**Available data**

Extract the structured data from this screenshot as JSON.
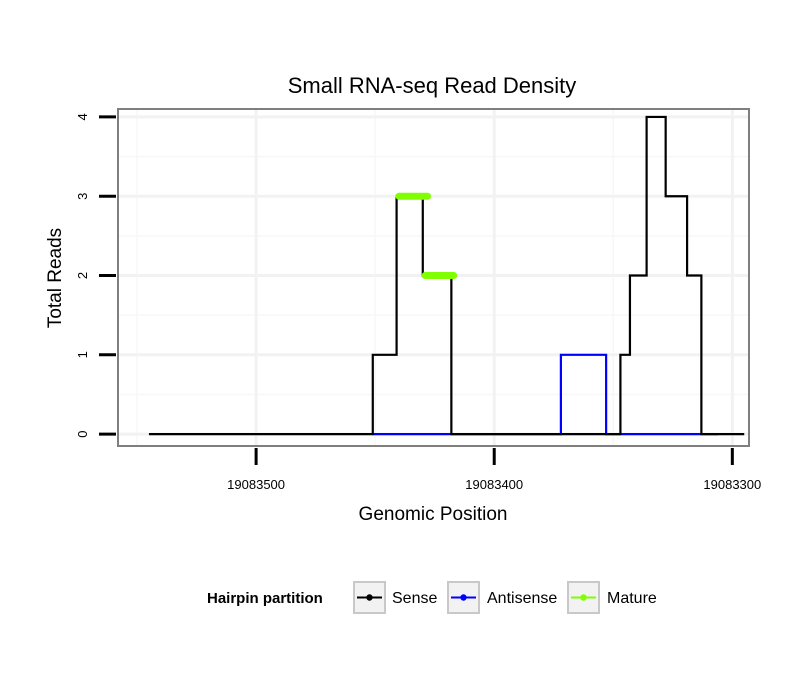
{
  "chart_data": {
    "type": "line",
    "title": "Small RNA-seq Read Density",
    "xlabel": "Genomic Position",
    "ylabel": "Total Reads",
    "x_reversed": true,
    "xlim": [
      19083558,
      19083293
    ],
    "ylim": [
      -0.15,
      4.1
    ],
    "x_ticks": [
      19083500,
      19083400,
      19083300
    ],
    "x_tick_labels": [
      "19083500",
      "19083400",
      "19083300"
    ],
    "y_ticks": [
      0,
      1,
      2,
      3,
      4
    ],
    "y_tick_labels": [
      "0",
      "1",
      "2",
      "3",
      "4"
    ],
    "grid": true,
    "legend": {
      "title": "Hairpin partition",
      "position": "bottom",
      "entries": [
        "Sense",
        "Antisense",
        "Mature"
      ]
    },
    "series": [
      {
        "name": "Sense",
        "color": "#000000",
        "x": [
          19083545,
          19083451,
          19083451,
          19083441,
          19083441,
          19083430,
          19083430,
          19083418,
          19083418,
          19083405,
          19083405,
          19083352,
          19083352,
          19083347,
          19083347,
          19083343,
          19083343,
          19083340,
          19083340,
          19083336,
          19083336,
          19083328,
          19083328,
          19083319,
          19083319,
          19083313,
          19083313,
          19083306,
          19083306,
          19083295
        ],
        "y": [
          0,
          0,
          1,
          1,
          3,
          3,
          2,
          2,
          0,
          0,
          0,
          0,
          0,
          0,
          1,
          1,
          2,
          2,
          2,
          2,
          4,
          4,
          3,
          3,
          2,
          2,
          0,
          0,
          0,
          0
        ]
      },
      {
        "name": "Antisense",
        "color": "#0000ff",
        "x": [
          19083451,
          19083405,
          19083405,
          19083372,
          19083372,
          19083353,
          19083353,
          19083306
        ],
        "y": [
          0,
          0,
          0,
          0,
          1,
          1,
          0,
          0
        ]
      },
      {
        "name": "Mature",
        "color": "#7fff00",
        "segments": [
          {
            "x": [
              19083440,
              19083428
            ],
            "y": [
              3,
              3
            ]
          },
          {
            "x": [
              19083429,
              19083417
            ],
            "y": [
              2,
              2
            ]
          }
        ]
      }
    ]
  }
}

**What is expected**
For every line above that includes the word "color", return the line.

**Response box**
        "color": "#000000",
        "color": "#0000ff",
        "color": "#7fff00",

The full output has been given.